Problem to solve ->
Restate the material word for word and leave out anything that is a picture.

[Stored data]
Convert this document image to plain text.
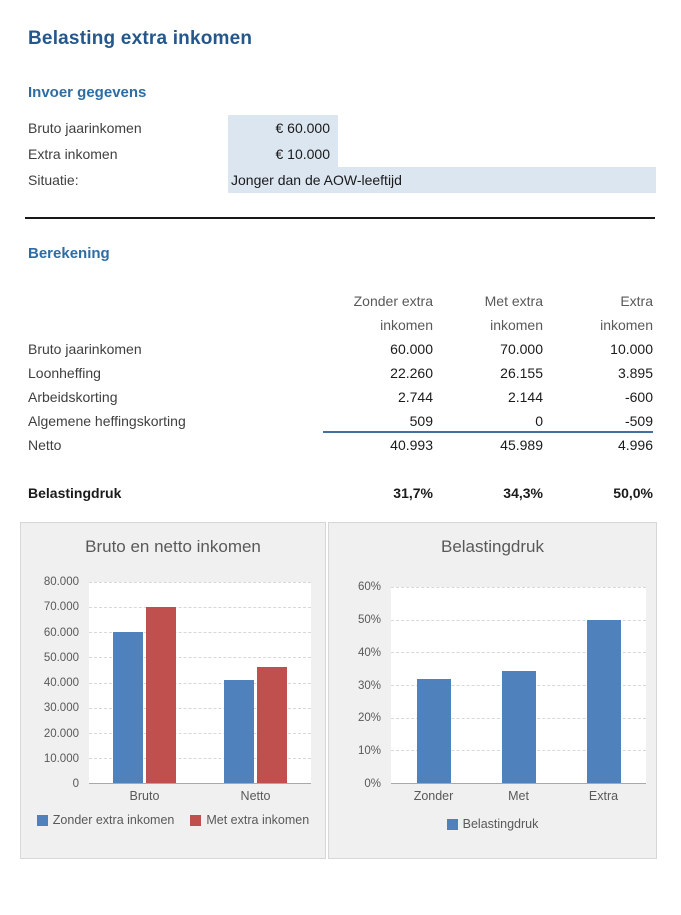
Belasting extra inkomen
Invoer gegevens
Bruto jaarinkomen	€ 60.000
Extra inkomen	€ 10.000
Situatie:	Jonger dan de AOW-leeftijd
Berekening
Zonder extra
inkomen
Met extra
inkomen
Extra
inkomen
Bruto jaarinkomen	60.000	70.000	10.000
Loonheffing	22.260	26.155	3.895
Arbeidskorting	2.744	2.144	-600
Algemene heffingskorting	509	0	-509
Netto	40.993	45.989	4.996
Belastingdruk	31,7%	34,3%	50,0%
Bruto en netto inkomen
80.000
70.000
60.000
50.000
40.000
30.000
20.000
10.000
0
Bruto	Netto
Zonder extra inkomen	Met extra inkomen
Belastingdruk
60%
50%
40%
30%
20%
10%
0%
Zonder	Met	Extra
Belastingdruk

Worked answer ->
Convert this document image to plain text.
Belasting extra inkomen
Invoer gegevens
Bruto jaarinkomen	€ 60.000
Extra inkomen	€ 10.000
Situatie:	Jonger dan de AOW-leeftijd
Berekening
Zonder extra
inkomen
Met extra
inkomen
Extra
inkomen
Bruto jaarinkomen	60.000	70.000	10.000
Loonheffing	22.260	26.155	3.895
Arbeidskorting	2.744	2.144	-600
Algemene heffingskorting	509	0	-509
Netto	40.993	45.989	4.996
Belastingdruk	31,7%	34,3%	50,0%
Bruto en netto inkomen
80.000
70.000
60.000
50.000
40.000
30.000
20.000
10.000
0
Bruto	Netto
Zonder extra inkomen	Met extra inkomen
Belastingdruk
60%
50%
40%
30%
20%
10%
0%
Zonder	Met	Extra
Belastingdruk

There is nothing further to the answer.